* Start PROVIDED MATERIAL *
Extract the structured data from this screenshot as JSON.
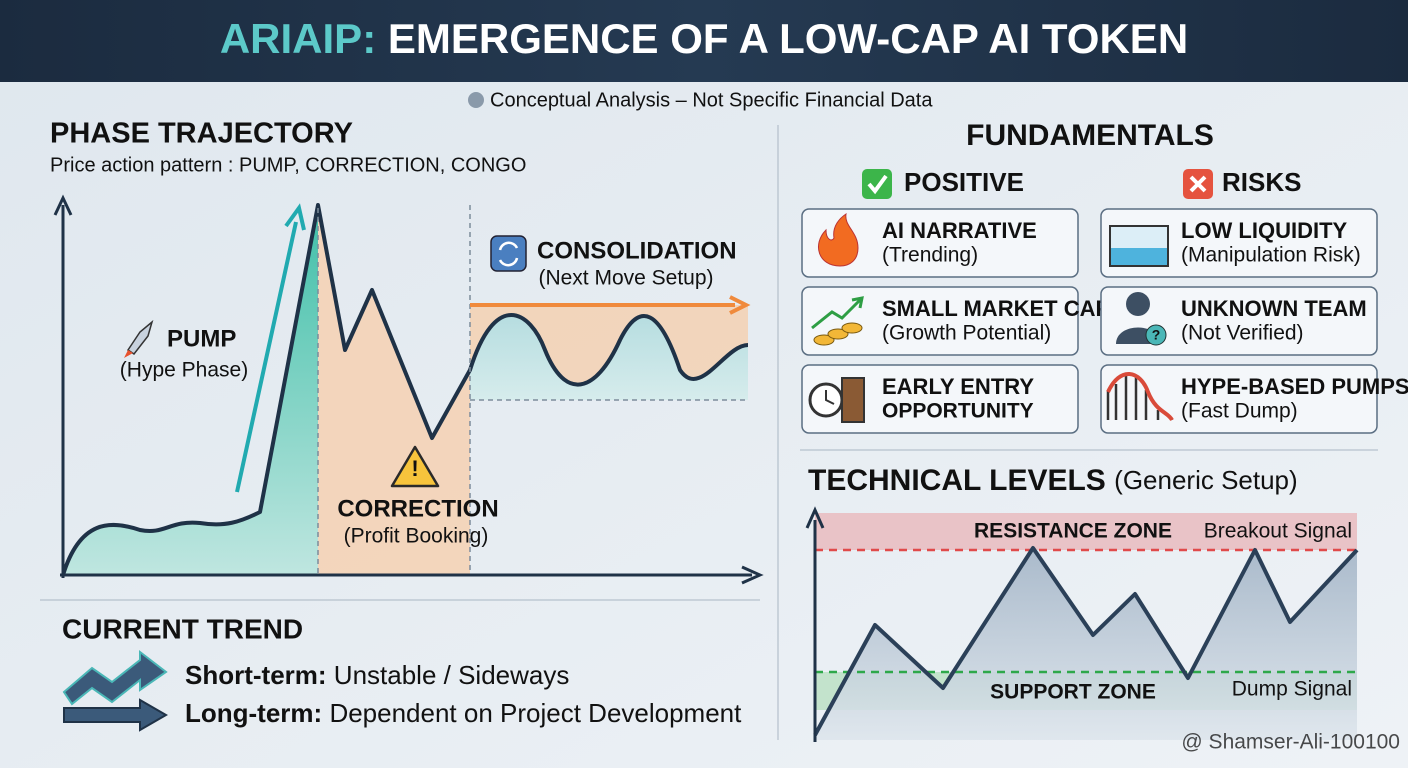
{
  "header": {
    "title_accent": "ARIAIP:",
    "title": "EMERGENCE OF A LOW-CAP AI TOKEN",
    "subtitle": "Conceptual Analysis – Not Specific Financial Data"
  },
  "phase_trajectory": {
    "title": "PHASE TRAJECTORY",
    "subtitle": "Price action pattern : PUMP, CORRECTION, CONGO",
    "phases": [
      {
        "label": "PUMP",
        "note": "(Hype Phase)"
      },
      {
        "label": "CORRECTION",
        "note": "(Profit Booking)"
      },
      {
        "label": "CONSOLIDATION",
        "note": "(Next Move Setup)"
      }
    ]
  },
  "current_trend": {
    "title": "CURRENT TREND",
    "items": [
      {
        "term": "Short-term:",
        "text": "Unstable / Sideways"
      },
      {
        "term": "Long-term:",
        "text": "Dependent on Project Development"
      }
    ]
  },
  "fundamentals": {
    "title": "FUNDAMENTALS",
    "positive": {
      "title": "POSITIVE",
      "items": [
        {
          "label": "AI NARRATIVE",
          "note": "(Trending)"
        },
        {
          "label": "SMALL MARKET CAP",
          "note": "(Growth Potential)"
        },
        {
          "label": "EARLY ENTRY",
          "note": "OPPORTUNITY"
        }
      ]
    },
    "risks": {
      "title": "RISKS",
      "items": [
        {
          "label": "LOW LIQUIDITY",
          "note": "(Manipulation Risk)"
        },
        {
          "label": "UNKNOWN TEAM",
          "note": "(Not Verified)"
        },
        {
          "label": "HYPE-BASED PUMPS",
          "note": "(Fast Dump)"
        }
      ]
    }
  },
  "technical_levels": {
    "title": "TECHNICAL LEVELS",
    "title_note": "(Generic Setup)",
    "resistance": "RESISTANCE ZONE",
    "breakout": "Breakout Signal",
    "support": "SUPPORT ZONE",
    "dump": "Dump Signal"
  },
  "watermark": "@ Shamser-Ali-100100"
}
* End PROVIDED MATERIAL *
WORK TO DO: Repeat the material above word for word, please, apart from its images.

ANSWER FOR THIS EXERCISE:
Extract the structured data from this screenshot as JSON.
{
  "header": {
    "title_accent": "ARIAIP:",
    "title": "EMERGENCE OF A LOW-CAP AI TOKEN",
    "subtitle": "Conceptual Analysis – Not Specific Financial Data"
  },
  "phase_trajectory": {
    "title": "PHASE TRAJECTORY",
    "subtitle": "Price action pattern : PUMP, CORRECTION, CONGO",
    "phases": [
      {
        "label": "PUMP",
        "note": "(Hype Phase)"
      },
      {
        "label": "CORRECTION",
        "note": "(Profit Booking)"
      },
      {
        "label": "CONSOLIDATION",
        "note": "(Next Move Setup)"
      }
    ]
  },
  "current_trend": {
    "title": "CURRENT TREND",
    "items": [
      {
        "term": "Short-term:",
        "text": "Unstable / Sideways"
      },
      {
        "term": "Long-term:",
        "text": "Dependent on Project Development"
      }
    ]
  },
  "fundamentals": {
    "title": "FUNDAMENTALS",
    "positive": {
      "title": "POSITIVE",
      "items": [
        {
          "label": "AI NARRATIVE",
          "note": "(Trending)"
        },
        {
          "label": "SMALL MARKET CAP",
          "note": "(Growth Potential)"
        },
        {
          "label": "EARLY ENTRY",
          "note": "OPPORTUNITY"
        }
      ]
    },
    "risks": {
      "title": "RISKS",
      "items": [
        {
          "label": "LOW LIQUIDITY",
          "note": "(Manipulation Risk)"
        },
        {
          "label": "UNKNOWN TEAM",
          "note": "(Not Verified)"
        },
        {
          "label": "HYPE-BASED PUMPS",
          "note": "(Fast Dump)"
        }
      ]
    }
  },
  "technical_levels": {
    "title": "TECHNICAL LEVELS",
    "title_note": "(Generic Setup)",
    "resistance": "RESISTANCE ZONE",
    "breakout": "Breakout Signal",
    "support": "SUPPORT ZONE",
    "dump": "Dump Signal"
  },
  "watermark": "@ Shamser-Ali-100100"
}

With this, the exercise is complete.